Contorsionnisme théologique

Les pro­pos du pape sur la plu­ra­li­té des reli­gions sont-​ils accep­tables pour un catholique ?

Le bimen­suel L’Homme nou­veau a publié dans son numé­ro du 5 octobre 2024 un article du Père Laurent-​Marie Pocquet du Haut-​Jussé, de la Congrégation des Serviteurs de Jésus et de Marie, doc­teur en théo­lo­gie, qui se veut une cla­ri­fi­ca­tion des pro­pos tenus par le pape François lors de son voyage en Indonésie : « Toutes les reli­gions sont un che­min vers Dieu. Elles sont – je fais une com­pa­rai­son – comme des langues dif­fé­rentes, des idiomes dif­fé­rents, pour y par­ve­nir. Mais Dieu est Dieu pour tous ».

Les pro­pos du pape ne sont mal­heu­reu­se­ment pas une nou­veau­té dans la bouche des sou­ve­rains pon­tifes qui ont sui­vi le Concile Vatican II. On peut citer des pro­pos du futur Jean-​Paul II : 

Le trap­piste ou le char­treux confesse ce Dieu par toute une vie de silence. C’est vers lui que se tourne le bédouin péré­gri­nant dans le désert quand vient l’heure de la prière. 

Cardinal Karol Wojtyla, Le signe de contra­dic­tion, Paris, Fayard, 1979, page 31.

Ou de Benoît XVI : 

Les pas que nous fai­sons pour aller ou reve­nir de la syna­gogue, de l’église, de la mos­quée ou du temple, battent le sen­tier de notre unique his­toire humaine, et ouvrent, au fur et à mesure, la route vers la Jérusalem éternelle. 

Benoît XVI, Rencontre des orga­ni­sa­tions pour le dia­logue inter­re­li­gieux, Jérusalem, 11 mai 2009.

Le pape François avait déjà énon­cé la même idée dans la Déclaration d’Abou Dhabi sur la fra­ter­ni­té humaine : 

Le plu­ra­lisme et les diver­si­tés de reli­gion, de cou­leur, de sexe, de race et de langue sont une sage volon­té divine, par laquelle Dieu a créé les êtres humains.
=======
- [Consigne donnée] Reprenez le texte consacré aux propos du pape sur la pluralité des religions et poursuivez-le à la suite de sa dernière phrase.
=======
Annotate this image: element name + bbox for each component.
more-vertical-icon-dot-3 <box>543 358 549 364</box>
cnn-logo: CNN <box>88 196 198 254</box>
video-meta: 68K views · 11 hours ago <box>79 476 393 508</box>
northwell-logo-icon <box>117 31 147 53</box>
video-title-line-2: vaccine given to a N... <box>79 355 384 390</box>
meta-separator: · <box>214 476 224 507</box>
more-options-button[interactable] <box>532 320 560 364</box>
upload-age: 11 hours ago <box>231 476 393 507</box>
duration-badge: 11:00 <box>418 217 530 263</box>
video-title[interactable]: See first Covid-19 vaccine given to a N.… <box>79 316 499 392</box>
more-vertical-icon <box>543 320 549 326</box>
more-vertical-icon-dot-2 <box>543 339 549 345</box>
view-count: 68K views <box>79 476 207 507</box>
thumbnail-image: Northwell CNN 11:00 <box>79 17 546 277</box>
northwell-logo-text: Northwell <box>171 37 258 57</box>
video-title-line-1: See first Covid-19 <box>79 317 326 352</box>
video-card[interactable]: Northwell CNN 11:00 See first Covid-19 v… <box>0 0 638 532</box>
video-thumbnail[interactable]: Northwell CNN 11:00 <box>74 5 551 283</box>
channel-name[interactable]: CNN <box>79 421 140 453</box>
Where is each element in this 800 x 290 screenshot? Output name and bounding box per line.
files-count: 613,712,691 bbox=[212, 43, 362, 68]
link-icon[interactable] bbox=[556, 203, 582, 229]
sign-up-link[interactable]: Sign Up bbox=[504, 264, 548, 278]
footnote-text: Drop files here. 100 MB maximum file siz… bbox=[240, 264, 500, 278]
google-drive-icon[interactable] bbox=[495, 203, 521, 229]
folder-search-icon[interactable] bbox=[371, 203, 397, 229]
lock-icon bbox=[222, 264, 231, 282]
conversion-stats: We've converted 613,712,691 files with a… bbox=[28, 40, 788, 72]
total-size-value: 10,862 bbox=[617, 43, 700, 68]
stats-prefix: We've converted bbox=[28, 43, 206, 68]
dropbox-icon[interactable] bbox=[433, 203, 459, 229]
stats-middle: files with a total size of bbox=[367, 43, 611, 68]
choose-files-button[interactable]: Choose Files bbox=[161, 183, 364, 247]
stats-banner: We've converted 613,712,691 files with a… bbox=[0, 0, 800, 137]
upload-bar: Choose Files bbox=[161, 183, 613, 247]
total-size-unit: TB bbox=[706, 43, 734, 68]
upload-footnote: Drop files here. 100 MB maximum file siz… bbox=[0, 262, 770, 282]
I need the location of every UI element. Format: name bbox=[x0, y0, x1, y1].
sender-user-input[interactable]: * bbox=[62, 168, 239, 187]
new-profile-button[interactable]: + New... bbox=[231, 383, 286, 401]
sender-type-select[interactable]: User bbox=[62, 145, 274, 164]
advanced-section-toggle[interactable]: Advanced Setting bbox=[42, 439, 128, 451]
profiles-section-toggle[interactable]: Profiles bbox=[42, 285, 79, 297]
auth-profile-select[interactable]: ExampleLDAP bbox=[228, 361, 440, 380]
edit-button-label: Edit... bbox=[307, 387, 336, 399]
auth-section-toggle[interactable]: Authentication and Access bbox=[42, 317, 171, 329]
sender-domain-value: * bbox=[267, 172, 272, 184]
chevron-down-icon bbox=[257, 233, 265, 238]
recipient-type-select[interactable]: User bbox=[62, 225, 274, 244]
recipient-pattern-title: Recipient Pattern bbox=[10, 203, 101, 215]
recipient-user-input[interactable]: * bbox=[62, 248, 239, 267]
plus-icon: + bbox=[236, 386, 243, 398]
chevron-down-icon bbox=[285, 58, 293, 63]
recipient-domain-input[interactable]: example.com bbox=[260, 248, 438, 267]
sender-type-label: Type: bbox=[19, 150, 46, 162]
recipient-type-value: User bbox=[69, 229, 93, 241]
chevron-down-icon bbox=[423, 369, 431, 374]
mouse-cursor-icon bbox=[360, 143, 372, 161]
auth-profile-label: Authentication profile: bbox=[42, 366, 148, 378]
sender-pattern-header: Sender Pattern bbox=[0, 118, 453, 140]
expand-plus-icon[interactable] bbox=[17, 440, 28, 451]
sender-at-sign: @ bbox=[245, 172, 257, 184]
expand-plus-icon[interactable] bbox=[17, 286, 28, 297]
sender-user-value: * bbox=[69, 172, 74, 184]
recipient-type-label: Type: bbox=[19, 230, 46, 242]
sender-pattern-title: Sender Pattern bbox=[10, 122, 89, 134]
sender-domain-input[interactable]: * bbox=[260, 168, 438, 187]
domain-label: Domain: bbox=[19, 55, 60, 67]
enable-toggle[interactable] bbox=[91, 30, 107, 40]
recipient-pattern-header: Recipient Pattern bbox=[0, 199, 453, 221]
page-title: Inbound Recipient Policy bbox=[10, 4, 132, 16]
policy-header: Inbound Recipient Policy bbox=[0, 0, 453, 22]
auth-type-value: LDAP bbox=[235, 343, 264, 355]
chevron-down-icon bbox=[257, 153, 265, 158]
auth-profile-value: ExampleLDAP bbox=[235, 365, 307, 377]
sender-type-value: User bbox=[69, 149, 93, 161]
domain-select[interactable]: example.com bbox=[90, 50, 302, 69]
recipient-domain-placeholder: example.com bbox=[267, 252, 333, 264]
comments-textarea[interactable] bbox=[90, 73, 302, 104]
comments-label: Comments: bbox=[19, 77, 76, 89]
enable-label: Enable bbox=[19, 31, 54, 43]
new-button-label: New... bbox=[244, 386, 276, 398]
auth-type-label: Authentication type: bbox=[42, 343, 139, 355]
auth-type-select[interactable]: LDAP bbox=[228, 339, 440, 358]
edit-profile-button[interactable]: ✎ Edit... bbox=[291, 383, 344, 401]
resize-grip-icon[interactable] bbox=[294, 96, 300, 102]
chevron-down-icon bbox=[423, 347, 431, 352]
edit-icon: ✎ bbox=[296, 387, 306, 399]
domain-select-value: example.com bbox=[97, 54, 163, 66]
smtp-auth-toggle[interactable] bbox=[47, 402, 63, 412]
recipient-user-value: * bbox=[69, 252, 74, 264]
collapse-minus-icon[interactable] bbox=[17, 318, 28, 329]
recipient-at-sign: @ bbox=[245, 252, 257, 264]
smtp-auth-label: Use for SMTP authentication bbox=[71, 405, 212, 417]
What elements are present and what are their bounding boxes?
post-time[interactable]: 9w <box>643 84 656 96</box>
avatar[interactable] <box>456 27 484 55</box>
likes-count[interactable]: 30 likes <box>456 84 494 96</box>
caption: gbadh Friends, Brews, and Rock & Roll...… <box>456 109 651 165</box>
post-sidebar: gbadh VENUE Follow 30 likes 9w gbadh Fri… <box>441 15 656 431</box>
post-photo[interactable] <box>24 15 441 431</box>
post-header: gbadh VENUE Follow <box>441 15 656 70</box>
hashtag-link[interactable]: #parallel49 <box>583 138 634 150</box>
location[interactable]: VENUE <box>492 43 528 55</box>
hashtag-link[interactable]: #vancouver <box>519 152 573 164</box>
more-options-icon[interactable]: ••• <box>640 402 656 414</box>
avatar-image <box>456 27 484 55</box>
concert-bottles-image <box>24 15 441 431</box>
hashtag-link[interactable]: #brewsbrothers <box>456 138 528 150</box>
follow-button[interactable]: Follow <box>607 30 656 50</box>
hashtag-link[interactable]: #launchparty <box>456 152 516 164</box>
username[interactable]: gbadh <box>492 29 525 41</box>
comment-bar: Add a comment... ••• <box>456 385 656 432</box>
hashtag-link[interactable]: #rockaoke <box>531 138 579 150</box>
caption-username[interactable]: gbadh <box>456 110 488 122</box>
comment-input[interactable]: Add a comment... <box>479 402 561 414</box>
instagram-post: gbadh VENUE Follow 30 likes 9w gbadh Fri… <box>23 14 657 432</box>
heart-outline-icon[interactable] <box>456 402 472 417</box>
=======
- [Réponse proposée]
Ces pro­pos, qui ne consti­tuent qu’un déve­lop­pe­ment homo­gène des erreurs de Vatican II, notam­ment celle de l’œcuménisme, sont mani­fes­te­ment oppo­sés au Magistère de tou­jours de l’Eglise et aux nom­breuses affir­ma­tions de l’Ecriture Sainte sur la néces­si­té de la foi, et en par­ti­cu­lier de la foi en Jésus-​Christ Fils de Dieu, pour le salut. Nous nous conten­te­rons de citer un pas­sage de l’encyclique Mit bren­nen­der Sorge du pape Pie XI :

Aucune foi en Dieu ne peut se main­te­nir pure et sans alliage si elle n’est sou­te­nue par la foi au Christ. « Personne ne connaît le Fils si ce n’est le Père, et per­sonne ne connaît le Père si ce n’est le Fils, et celui à qui le Fils vou­dra le révé­ler » (Luc X, 22). « La vie éter­nelle, c’est qu’ils te connaissent, toi, le seul vrai Dieu, et celui que tu as envoyé, Jésus-​Christ » (Jean XVII, 3). Personne ne peut donc dire : je crois en Dieu, cela me suf­fit en fait de reli­gion. La parole du Sauveur ne laisse aucune place à des échap­pa­toires de cette sorte. « Qui renie le Fils n’a pas non plus le Père, et qui confesse le Fils a aus­si le Père » (I Jean II, 23).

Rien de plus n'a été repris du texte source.